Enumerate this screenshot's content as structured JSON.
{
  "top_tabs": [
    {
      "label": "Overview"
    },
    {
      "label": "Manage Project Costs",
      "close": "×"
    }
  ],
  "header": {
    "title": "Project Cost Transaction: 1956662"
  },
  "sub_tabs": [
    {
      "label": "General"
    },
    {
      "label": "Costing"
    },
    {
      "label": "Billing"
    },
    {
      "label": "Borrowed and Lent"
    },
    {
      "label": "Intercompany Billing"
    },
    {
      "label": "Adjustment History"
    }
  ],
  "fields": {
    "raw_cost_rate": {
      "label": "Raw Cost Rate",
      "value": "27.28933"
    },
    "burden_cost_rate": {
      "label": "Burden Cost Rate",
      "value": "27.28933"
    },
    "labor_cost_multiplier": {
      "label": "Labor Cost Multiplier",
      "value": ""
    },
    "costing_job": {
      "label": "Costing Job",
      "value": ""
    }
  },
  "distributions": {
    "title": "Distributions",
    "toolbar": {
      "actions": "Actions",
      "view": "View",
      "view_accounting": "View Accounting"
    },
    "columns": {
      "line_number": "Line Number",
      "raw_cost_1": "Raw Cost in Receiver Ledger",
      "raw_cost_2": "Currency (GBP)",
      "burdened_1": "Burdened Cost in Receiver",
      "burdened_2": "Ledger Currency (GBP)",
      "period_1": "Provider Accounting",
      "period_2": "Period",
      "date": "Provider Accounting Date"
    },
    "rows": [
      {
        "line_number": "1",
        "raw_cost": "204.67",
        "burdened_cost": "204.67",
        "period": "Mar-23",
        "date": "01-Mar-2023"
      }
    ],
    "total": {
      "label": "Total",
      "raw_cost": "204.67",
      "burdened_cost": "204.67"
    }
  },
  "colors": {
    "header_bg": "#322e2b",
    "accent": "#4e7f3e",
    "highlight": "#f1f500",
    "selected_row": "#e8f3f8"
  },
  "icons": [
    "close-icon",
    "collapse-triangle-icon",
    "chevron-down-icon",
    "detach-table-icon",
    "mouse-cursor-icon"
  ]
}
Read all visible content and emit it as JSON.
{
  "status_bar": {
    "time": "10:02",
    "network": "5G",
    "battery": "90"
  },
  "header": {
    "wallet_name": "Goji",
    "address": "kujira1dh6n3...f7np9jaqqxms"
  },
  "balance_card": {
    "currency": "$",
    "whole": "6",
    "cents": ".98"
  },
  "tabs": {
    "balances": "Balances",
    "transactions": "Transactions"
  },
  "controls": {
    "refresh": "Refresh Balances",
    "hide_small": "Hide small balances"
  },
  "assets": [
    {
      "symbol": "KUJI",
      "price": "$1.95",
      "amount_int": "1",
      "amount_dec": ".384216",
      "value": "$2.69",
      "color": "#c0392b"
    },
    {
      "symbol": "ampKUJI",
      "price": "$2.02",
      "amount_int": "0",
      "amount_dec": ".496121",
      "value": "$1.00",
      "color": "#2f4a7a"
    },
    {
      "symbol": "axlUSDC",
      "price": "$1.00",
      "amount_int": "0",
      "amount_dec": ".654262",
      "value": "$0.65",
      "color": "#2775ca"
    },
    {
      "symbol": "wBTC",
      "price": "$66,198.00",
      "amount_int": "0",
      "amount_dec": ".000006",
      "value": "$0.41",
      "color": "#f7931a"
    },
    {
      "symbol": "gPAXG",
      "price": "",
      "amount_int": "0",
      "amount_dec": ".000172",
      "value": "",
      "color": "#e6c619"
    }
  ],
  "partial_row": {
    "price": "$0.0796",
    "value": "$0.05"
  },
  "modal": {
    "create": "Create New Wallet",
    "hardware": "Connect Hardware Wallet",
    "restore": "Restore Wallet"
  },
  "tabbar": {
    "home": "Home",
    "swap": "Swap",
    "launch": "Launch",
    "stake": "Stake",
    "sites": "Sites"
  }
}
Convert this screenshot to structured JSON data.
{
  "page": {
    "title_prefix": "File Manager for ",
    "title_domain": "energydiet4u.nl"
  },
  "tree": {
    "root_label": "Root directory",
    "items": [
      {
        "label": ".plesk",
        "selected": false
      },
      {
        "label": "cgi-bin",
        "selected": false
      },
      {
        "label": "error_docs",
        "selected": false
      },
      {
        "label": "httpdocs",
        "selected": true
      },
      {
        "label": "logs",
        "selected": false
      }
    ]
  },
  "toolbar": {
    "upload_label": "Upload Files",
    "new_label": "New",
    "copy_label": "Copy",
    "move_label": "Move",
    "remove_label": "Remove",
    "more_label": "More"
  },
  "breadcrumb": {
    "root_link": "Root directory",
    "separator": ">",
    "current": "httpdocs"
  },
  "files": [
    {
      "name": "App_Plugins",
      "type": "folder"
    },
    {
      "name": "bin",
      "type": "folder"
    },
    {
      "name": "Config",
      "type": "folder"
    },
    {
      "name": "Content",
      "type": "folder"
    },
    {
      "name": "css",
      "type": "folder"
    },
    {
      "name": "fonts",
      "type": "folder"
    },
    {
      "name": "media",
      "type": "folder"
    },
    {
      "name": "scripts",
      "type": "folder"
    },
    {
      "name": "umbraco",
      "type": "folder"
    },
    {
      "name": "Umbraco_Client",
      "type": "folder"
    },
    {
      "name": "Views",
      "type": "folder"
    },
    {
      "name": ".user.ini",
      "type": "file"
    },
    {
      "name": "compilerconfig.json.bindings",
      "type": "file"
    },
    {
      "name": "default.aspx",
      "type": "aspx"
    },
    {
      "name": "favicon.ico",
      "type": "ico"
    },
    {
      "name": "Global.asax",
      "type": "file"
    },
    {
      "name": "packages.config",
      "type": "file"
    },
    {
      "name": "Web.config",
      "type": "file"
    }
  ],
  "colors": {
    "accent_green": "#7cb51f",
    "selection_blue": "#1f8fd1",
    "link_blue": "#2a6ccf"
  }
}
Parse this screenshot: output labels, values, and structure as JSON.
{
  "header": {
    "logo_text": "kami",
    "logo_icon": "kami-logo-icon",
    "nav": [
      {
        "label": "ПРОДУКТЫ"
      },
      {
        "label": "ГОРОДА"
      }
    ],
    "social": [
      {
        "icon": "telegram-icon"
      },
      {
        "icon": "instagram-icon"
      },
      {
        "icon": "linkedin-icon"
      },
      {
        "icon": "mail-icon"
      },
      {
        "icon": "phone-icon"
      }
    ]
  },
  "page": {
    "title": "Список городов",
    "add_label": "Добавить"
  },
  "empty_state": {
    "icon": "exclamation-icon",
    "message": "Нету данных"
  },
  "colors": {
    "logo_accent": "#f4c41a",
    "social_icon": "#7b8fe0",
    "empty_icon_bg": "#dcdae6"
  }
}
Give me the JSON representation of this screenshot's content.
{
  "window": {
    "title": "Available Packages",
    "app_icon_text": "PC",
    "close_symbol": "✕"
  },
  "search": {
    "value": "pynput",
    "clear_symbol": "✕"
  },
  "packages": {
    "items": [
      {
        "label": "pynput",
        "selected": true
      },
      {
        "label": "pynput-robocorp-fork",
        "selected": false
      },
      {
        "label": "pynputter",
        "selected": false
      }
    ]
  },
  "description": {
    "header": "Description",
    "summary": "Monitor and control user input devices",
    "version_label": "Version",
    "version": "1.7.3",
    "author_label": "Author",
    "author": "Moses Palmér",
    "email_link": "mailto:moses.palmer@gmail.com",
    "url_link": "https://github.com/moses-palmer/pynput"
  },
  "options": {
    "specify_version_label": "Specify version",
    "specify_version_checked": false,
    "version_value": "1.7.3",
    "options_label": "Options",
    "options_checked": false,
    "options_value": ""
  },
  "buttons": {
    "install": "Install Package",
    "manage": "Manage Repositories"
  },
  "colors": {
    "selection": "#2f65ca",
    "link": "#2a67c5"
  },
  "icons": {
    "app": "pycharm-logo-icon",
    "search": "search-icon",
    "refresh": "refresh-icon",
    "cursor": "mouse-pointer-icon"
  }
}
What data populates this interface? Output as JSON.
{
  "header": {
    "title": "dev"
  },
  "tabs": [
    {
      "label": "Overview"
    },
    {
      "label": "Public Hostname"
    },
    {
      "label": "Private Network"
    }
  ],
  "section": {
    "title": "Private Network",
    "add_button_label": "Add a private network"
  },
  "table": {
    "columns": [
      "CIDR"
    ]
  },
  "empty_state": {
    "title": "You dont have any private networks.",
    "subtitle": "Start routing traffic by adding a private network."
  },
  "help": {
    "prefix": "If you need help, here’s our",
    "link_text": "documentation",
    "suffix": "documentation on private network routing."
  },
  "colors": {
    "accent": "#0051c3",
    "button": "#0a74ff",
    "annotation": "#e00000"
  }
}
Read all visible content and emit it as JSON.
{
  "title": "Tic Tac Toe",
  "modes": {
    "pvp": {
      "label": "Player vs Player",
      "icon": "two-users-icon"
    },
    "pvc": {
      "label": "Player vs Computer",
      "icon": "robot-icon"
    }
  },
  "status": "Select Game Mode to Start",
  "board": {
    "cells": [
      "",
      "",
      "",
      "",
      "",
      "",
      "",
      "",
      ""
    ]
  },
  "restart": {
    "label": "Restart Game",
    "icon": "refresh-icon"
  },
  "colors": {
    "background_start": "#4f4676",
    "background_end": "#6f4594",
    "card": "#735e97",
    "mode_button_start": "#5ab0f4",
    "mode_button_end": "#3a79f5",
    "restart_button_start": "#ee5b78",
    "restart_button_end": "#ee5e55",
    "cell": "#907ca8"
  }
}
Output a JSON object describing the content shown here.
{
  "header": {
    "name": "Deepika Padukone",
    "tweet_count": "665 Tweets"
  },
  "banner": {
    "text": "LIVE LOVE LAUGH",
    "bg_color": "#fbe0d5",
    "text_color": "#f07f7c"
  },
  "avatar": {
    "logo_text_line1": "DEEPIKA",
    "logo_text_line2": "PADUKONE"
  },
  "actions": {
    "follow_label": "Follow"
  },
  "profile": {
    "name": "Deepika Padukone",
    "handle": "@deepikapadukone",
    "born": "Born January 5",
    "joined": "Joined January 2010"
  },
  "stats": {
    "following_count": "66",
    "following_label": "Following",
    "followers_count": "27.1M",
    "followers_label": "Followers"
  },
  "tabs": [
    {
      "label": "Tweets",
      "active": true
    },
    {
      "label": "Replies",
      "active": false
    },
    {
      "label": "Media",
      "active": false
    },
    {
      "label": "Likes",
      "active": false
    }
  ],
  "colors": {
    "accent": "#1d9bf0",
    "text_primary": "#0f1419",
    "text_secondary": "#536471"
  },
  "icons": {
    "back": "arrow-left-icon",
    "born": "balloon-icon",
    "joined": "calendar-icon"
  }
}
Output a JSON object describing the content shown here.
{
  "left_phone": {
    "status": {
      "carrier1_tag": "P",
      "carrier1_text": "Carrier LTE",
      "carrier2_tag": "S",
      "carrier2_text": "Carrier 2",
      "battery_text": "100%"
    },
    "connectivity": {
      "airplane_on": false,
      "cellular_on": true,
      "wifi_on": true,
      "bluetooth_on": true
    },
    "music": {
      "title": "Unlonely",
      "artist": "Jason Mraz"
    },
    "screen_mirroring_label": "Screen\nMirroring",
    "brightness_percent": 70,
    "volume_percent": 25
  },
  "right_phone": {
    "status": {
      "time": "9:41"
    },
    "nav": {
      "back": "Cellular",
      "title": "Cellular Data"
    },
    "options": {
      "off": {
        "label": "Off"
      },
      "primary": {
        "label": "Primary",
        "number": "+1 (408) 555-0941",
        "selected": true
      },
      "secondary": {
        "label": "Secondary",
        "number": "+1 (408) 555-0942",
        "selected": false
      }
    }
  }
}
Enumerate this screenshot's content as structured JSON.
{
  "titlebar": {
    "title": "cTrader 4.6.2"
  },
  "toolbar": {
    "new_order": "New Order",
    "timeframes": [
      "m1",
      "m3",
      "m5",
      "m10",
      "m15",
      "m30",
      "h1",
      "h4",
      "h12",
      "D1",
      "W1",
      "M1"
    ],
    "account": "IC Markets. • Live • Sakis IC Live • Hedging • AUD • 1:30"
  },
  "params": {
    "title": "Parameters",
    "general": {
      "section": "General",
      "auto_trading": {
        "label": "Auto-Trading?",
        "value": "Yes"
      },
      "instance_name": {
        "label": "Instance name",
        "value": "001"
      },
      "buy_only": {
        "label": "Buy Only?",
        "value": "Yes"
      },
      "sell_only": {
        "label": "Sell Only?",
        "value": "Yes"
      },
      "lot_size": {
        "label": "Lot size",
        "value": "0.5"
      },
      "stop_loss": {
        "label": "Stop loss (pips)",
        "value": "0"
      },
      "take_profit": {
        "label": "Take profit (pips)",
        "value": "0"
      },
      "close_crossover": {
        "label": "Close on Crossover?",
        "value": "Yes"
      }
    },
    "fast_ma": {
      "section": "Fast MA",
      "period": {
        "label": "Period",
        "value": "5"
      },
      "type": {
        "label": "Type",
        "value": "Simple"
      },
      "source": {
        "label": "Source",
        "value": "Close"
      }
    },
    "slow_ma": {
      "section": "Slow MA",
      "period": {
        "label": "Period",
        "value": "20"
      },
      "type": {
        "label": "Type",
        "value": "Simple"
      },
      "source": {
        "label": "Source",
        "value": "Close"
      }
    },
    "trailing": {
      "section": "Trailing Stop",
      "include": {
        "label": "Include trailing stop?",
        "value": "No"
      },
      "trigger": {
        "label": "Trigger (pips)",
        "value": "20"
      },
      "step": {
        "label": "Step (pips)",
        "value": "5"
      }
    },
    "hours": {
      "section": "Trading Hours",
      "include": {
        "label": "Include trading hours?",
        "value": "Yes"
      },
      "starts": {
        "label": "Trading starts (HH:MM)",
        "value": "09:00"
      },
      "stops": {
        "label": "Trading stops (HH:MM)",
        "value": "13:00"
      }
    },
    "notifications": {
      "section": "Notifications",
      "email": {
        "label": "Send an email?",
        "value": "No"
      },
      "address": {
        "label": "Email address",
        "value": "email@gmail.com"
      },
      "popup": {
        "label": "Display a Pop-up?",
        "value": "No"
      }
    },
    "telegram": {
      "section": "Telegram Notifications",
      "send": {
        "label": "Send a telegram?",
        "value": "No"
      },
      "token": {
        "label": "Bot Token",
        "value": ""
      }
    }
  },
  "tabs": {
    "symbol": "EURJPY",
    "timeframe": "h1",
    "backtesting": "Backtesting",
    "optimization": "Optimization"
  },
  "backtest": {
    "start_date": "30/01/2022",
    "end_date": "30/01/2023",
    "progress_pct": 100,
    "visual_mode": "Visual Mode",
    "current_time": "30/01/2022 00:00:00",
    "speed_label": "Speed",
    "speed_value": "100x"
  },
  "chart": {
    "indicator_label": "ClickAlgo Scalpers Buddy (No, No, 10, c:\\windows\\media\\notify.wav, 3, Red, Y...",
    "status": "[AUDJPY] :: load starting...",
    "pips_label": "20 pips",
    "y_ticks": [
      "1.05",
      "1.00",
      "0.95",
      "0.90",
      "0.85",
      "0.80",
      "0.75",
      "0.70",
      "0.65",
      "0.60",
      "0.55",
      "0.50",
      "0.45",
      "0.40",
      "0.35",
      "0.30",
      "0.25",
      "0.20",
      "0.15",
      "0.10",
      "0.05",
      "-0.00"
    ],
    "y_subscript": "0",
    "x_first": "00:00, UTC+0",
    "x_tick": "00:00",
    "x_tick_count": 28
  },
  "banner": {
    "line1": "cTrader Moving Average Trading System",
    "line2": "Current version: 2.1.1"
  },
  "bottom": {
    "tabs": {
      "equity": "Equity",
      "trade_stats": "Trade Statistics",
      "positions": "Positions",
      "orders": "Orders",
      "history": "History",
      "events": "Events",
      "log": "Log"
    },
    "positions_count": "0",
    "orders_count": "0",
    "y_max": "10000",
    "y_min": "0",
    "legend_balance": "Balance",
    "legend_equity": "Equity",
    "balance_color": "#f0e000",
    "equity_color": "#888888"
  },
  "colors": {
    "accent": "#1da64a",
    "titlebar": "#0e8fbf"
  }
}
#####
Find every line that includes the string "this". Report how many there are and nothing else.

6